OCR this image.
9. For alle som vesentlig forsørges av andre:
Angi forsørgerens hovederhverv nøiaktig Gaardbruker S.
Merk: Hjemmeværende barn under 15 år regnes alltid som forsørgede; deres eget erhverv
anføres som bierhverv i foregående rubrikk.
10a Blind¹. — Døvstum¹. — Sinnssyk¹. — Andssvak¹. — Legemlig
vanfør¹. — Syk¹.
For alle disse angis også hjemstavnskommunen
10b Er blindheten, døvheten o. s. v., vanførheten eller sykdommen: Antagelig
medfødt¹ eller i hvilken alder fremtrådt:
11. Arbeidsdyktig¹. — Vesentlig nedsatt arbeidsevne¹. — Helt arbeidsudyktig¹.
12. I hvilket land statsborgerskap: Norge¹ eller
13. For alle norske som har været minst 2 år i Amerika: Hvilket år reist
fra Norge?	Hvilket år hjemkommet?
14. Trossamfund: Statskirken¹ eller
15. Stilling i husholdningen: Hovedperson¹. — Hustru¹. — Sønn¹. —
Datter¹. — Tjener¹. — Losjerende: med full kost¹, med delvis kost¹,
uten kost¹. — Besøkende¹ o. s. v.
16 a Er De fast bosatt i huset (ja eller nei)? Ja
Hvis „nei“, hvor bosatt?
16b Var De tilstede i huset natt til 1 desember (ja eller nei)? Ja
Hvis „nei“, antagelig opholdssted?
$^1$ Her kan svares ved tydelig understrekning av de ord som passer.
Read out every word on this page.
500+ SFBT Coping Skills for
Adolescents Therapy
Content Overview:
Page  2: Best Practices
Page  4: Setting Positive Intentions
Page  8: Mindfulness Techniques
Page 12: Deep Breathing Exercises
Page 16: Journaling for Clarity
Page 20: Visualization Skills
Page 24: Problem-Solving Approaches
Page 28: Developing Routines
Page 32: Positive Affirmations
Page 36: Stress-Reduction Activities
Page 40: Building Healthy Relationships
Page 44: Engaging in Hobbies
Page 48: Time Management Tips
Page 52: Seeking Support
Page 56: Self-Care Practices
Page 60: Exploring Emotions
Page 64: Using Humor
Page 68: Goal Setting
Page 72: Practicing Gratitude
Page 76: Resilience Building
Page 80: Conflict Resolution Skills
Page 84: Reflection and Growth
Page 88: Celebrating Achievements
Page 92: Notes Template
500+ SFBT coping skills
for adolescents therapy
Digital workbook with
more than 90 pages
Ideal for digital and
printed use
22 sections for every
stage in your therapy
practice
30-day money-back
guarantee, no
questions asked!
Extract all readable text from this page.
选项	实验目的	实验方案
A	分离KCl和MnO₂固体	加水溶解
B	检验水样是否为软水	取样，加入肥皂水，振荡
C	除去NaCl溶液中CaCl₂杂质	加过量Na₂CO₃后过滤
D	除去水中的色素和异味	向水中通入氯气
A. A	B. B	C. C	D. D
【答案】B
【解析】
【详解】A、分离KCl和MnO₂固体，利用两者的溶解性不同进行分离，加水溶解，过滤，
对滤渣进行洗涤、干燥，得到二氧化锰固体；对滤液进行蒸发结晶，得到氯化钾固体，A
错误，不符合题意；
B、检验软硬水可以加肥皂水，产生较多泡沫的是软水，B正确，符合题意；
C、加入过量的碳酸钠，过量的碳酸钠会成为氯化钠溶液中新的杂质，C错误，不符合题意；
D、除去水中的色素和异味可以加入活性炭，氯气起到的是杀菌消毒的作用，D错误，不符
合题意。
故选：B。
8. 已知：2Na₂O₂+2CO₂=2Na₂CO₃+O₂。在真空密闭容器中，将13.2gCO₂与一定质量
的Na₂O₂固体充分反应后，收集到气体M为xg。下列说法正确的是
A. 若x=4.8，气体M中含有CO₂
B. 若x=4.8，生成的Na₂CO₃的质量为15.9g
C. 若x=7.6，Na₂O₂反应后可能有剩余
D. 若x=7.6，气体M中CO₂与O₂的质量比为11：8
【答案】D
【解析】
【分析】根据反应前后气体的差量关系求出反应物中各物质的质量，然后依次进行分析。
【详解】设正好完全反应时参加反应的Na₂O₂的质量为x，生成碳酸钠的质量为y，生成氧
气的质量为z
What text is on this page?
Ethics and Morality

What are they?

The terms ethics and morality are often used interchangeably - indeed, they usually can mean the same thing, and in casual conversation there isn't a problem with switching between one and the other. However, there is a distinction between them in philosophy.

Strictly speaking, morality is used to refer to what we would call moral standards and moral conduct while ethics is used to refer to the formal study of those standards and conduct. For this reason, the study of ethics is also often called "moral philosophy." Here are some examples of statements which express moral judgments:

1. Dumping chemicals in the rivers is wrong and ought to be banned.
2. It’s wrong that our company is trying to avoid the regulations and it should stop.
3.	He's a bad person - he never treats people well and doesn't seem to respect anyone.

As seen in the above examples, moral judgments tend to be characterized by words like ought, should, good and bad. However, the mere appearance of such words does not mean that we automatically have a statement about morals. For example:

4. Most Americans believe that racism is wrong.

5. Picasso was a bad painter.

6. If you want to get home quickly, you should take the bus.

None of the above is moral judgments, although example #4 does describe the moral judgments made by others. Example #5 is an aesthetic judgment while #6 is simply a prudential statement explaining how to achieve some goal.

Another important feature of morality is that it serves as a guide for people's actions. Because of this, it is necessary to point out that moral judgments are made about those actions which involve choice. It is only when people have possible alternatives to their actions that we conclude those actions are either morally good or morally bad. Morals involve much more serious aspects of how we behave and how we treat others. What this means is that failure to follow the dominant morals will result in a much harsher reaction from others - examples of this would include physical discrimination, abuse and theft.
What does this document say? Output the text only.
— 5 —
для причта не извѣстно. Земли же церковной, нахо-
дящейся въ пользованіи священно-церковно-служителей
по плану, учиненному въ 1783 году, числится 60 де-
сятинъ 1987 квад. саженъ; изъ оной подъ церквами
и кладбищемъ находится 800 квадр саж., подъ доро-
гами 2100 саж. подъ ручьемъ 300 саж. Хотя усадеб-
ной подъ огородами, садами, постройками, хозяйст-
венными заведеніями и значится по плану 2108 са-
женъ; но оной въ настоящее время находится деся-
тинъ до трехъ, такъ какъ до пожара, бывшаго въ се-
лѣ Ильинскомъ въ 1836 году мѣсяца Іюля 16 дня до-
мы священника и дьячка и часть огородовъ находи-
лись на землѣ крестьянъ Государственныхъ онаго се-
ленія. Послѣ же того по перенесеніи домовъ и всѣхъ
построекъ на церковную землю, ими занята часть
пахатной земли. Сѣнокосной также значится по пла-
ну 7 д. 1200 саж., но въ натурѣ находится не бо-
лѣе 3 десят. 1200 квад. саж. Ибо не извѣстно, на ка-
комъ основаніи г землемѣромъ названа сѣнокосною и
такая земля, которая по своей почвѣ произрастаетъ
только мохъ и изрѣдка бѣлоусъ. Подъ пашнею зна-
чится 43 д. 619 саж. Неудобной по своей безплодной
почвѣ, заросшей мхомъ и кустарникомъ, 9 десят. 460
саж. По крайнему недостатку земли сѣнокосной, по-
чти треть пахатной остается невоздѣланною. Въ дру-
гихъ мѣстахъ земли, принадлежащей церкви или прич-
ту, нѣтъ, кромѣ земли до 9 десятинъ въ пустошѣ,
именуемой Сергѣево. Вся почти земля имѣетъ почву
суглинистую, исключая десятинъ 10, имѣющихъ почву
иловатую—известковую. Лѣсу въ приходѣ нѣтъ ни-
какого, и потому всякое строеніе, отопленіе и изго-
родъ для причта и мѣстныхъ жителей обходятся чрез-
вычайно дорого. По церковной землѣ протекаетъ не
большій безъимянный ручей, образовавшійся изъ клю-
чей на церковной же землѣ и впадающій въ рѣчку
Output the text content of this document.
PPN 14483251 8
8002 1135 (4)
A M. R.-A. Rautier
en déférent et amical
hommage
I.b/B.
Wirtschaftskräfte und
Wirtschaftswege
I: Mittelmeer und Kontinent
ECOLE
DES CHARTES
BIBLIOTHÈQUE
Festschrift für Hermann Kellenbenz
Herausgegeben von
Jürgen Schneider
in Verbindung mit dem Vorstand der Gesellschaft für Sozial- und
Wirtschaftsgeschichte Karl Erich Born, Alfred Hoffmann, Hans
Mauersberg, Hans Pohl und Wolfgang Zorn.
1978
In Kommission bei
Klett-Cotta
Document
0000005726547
#####
**WORK TO COMPLETE:** For each line of the listing that holds the word "причта", show that line.

**TASK ANSWER:**
для причта не извѣстно. Земли же церковной, нахо-
родъ для причта и мѣстныхъ жителей обходятся чрез-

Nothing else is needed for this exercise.